Excerpted text →
** BEGIN **

To clarify a bit, I'm not in general against people betting on morally serious issues. I think it's possible that this particular bet is also well-justified, since there's a chance some people reading the post and thread might actually be trying to make decisions about how to devote time/resources to the issue. Making the bet might also cause other people to feel more "on their toes" in the future, when making potentially ungrounded public predictions, if they now feel like there's a greater chance someone might challenge them. So there are potential upsides, which could outweigh the downsides raised.

At the same time, though, I do find certain kinds of bets discomforting and expect a pretty large portion of people (esp. people without much EA exposure) to feel discomforted too. I think that the cases where I'm most likely to feel uncomfortable would be ones where:

  • The bet is about an ongoing, pretty concrete tragedy with non-hypothetical victims. One person "profits" if the victims become more numerous and suffer more.

  • The people making the bet aren't, even pretty indirectly, in a position to influence the management of the tragedy or the dedication of resources to it. It doesn't actually matter all that much, in other words, if one of them is over- or under-confident about some aspect of the tragedy.

  • The bet is made in an otherwise "casual"/"social" setting.

  • (Importantly) It feels like the people are pretty much just betting to have fun, embarrass the other person, or make money.

I realize these aren't very principled criteria. It'd be a bit weird if the true theory of morality made a principled distinction between bets about "hypothetical" and "non-hypothetical" victims. Nevertheless, I do still have a pretty strong sense of moral queeziness about bets of this sort. To use an implausibly extreme case again, I'd feel like something was really going wrong if people were fruitlessly betting about stuff like "Will troubled person X kill themselves this year?"

** END **

Exercises to complete →
A) Do these statements agree with the betting post? Answer yes or no for each and quote the words that decide it. (i) The writer is generally against people betting on morally serious issues. (ii) The writer expects many people, especially those with little EA exposure, to be discomforted by certain bets. (iii) The writer considers the listed criteria very principled.
B) In the betting post, what kind of setting does the writer say makes a bet more likely to feel uncomfortable?
C) Which motives for betting does the betting post list in its last criterion? Give every one.

Dataset content →
** BEGIN **

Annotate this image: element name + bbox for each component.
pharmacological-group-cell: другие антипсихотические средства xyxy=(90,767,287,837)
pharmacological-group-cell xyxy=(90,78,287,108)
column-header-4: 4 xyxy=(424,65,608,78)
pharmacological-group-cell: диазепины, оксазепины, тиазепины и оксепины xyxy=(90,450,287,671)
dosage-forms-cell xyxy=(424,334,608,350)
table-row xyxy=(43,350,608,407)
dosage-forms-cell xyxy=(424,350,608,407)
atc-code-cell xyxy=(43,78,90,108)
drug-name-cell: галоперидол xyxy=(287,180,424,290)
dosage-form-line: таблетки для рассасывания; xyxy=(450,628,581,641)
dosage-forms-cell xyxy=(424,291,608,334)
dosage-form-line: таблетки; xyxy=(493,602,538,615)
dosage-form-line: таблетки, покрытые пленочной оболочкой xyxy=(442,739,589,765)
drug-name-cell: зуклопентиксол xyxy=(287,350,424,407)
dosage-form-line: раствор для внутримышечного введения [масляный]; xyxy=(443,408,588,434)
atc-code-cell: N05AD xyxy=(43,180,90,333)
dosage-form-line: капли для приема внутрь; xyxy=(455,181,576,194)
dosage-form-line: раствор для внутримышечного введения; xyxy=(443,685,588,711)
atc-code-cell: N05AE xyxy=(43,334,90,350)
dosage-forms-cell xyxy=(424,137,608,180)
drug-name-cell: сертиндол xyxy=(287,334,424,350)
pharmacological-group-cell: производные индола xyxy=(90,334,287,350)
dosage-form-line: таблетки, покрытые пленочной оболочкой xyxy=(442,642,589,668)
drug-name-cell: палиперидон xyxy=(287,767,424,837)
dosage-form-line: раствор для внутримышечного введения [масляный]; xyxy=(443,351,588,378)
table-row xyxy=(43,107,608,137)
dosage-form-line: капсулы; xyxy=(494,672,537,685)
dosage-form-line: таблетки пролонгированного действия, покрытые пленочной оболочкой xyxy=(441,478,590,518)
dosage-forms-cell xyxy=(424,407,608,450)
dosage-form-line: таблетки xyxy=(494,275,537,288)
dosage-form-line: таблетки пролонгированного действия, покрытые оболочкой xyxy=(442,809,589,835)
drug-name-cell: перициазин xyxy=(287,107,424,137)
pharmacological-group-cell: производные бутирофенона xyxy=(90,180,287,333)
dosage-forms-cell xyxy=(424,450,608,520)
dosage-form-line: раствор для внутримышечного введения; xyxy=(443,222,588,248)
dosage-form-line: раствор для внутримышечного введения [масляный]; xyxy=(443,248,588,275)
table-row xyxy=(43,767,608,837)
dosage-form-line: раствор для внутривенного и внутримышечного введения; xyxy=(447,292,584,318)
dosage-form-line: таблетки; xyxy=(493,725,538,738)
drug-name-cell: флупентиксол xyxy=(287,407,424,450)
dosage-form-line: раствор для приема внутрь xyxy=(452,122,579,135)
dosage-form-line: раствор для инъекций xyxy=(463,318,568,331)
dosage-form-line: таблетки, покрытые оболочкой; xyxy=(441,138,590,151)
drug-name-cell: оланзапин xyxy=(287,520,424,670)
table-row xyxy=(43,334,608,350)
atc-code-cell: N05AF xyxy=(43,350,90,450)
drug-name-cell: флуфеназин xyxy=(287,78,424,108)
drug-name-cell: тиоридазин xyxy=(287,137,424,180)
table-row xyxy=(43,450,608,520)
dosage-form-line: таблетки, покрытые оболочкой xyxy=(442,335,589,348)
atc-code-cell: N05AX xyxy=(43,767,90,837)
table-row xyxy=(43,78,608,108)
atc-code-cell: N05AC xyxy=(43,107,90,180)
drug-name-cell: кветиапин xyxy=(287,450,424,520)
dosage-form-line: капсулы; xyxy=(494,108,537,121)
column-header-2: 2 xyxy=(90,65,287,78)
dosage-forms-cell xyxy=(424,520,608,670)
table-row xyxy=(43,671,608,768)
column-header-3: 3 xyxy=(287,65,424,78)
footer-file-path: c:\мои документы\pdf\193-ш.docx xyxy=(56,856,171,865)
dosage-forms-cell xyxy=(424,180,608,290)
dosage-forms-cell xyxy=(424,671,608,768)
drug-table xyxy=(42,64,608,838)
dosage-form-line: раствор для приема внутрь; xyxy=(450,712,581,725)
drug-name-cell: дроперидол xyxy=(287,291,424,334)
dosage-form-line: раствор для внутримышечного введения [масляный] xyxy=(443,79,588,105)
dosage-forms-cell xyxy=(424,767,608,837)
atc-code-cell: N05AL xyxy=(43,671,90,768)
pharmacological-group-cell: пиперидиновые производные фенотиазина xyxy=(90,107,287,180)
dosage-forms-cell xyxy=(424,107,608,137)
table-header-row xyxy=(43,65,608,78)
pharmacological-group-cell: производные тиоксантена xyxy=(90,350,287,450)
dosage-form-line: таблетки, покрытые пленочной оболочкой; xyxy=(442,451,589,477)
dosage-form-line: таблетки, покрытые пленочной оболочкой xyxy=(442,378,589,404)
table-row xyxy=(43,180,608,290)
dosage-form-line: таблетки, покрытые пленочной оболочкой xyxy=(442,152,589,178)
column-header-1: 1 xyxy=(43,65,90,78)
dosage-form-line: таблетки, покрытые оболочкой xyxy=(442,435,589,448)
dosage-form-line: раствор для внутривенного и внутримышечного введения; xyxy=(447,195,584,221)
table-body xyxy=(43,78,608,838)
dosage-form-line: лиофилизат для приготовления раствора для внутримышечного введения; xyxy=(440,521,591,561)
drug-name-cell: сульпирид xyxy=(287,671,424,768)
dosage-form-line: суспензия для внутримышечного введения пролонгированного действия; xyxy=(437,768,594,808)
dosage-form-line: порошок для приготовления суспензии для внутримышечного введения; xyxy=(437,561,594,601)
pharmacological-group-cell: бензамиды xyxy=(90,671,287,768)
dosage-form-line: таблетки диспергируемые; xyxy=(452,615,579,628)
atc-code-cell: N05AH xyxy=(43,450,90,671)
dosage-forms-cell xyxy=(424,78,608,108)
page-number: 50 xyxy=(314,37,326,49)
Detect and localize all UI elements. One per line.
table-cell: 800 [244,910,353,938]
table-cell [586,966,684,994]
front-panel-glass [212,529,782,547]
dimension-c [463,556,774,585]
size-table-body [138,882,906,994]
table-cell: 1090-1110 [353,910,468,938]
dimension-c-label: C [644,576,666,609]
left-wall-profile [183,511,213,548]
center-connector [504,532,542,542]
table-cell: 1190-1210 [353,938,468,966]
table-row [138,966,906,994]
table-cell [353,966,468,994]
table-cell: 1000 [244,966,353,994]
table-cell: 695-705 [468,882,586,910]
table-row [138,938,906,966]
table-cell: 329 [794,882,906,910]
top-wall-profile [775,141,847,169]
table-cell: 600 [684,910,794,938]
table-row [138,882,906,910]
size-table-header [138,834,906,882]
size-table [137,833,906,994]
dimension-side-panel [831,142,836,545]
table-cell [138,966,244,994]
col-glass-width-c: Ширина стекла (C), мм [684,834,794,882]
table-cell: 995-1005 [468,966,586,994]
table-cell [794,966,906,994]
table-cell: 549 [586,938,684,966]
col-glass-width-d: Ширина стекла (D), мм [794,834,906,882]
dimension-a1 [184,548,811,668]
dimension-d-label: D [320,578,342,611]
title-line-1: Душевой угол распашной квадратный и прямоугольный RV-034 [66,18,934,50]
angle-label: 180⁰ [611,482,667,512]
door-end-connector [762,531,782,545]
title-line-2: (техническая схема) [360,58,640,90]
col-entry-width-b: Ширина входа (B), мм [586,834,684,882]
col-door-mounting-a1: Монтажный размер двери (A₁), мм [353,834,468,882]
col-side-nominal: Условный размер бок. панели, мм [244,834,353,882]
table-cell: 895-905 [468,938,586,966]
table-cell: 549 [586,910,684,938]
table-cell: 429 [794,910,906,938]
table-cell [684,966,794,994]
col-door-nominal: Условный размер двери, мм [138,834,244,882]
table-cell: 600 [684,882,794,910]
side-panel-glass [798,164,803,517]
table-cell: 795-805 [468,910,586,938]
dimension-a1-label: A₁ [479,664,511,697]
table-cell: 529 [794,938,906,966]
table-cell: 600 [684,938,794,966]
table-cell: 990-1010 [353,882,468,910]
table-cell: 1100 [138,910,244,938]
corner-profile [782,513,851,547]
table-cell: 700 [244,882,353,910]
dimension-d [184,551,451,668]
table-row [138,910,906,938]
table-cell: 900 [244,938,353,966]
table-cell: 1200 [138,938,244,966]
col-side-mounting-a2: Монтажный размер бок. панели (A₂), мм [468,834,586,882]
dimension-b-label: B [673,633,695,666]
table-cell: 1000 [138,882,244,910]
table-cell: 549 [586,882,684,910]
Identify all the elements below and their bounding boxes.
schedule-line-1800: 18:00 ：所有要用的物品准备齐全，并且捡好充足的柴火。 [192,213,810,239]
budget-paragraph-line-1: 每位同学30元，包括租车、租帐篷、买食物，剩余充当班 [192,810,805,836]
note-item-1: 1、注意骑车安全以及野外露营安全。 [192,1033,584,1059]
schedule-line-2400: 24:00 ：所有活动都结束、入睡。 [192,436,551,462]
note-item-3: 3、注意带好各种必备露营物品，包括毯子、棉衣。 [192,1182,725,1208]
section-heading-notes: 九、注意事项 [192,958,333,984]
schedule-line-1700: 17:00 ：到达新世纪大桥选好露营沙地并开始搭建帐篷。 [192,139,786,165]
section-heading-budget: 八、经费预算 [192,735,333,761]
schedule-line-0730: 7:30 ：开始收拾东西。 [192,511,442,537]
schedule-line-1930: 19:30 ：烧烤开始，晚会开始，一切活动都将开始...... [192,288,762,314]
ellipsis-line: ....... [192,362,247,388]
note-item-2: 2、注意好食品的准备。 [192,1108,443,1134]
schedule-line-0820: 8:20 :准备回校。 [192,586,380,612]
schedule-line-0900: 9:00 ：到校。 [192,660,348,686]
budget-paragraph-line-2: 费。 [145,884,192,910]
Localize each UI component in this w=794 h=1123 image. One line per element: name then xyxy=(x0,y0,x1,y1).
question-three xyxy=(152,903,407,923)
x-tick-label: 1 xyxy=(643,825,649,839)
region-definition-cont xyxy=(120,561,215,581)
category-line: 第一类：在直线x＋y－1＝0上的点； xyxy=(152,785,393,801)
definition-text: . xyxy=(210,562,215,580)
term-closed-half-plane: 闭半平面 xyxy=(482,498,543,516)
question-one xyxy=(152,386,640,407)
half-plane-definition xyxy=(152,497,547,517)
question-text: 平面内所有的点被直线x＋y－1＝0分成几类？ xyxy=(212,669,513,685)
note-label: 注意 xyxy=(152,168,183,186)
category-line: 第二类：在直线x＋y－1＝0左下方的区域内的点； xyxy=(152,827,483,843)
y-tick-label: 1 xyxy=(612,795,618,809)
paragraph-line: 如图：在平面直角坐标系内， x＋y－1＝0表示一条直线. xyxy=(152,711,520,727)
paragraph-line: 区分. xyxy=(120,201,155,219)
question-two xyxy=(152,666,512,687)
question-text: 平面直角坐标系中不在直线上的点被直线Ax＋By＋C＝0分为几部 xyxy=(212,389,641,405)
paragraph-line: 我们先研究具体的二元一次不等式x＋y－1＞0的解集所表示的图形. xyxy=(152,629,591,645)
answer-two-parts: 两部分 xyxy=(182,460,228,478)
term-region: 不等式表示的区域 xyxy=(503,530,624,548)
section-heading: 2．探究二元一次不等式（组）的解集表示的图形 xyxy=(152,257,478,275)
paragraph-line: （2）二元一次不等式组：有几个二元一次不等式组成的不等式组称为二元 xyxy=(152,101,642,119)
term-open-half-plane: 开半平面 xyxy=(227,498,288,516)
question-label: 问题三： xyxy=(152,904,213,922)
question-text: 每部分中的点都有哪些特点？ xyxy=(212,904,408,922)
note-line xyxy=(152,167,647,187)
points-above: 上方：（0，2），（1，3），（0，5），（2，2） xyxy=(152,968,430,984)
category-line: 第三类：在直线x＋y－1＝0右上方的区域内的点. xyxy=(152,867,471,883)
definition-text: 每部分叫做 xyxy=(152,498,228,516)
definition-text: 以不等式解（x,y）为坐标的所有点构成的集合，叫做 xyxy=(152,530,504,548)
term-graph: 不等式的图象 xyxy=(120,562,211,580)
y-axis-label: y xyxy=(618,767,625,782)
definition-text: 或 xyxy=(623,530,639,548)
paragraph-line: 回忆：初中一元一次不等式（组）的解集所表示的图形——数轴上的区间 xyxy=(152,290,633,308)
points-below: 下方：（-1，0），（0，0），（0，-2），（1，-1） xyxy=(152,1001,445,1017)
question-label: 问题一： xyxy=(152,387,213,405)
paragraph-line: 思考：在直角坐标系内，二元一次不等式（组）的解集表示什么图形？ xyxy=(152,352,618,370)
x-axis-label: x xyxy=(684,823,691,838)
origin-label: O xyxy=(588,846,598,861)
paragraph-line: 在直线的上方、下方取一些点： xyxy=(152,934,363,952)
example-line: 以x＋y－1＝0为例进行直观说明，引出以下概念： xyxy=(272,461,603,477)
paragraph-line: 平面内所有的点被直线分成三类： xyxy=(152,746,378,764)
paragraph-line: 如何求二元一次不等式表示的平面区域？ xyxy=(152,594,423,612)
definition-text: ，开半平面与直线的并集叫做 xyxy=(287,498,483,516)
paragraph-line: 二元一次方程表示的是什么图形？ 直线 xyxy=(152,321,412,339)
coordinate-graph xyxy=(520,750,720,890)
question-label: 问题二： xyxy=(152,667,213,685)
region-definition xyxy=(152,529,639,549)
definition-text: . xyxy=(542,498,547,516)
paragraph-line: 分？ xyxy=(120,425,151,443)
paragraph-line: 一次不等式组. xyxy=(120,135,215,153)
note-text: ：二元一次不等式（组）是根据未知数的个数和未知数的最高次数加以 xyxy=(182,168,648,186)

** END **

List of solutions →
A)
(i) No: "I'm not in general against people betting on morally serious issues."
(ii) Yes: "expect a pretty large portion of people (esp. people without much EA exposure) to feel discomforted too"
(iii) No: "I realize these aren't very principled criteria."

B) An otherwise "casual"/"social" setting.

C)
- To have fun
- To embarrass the other person
- To make money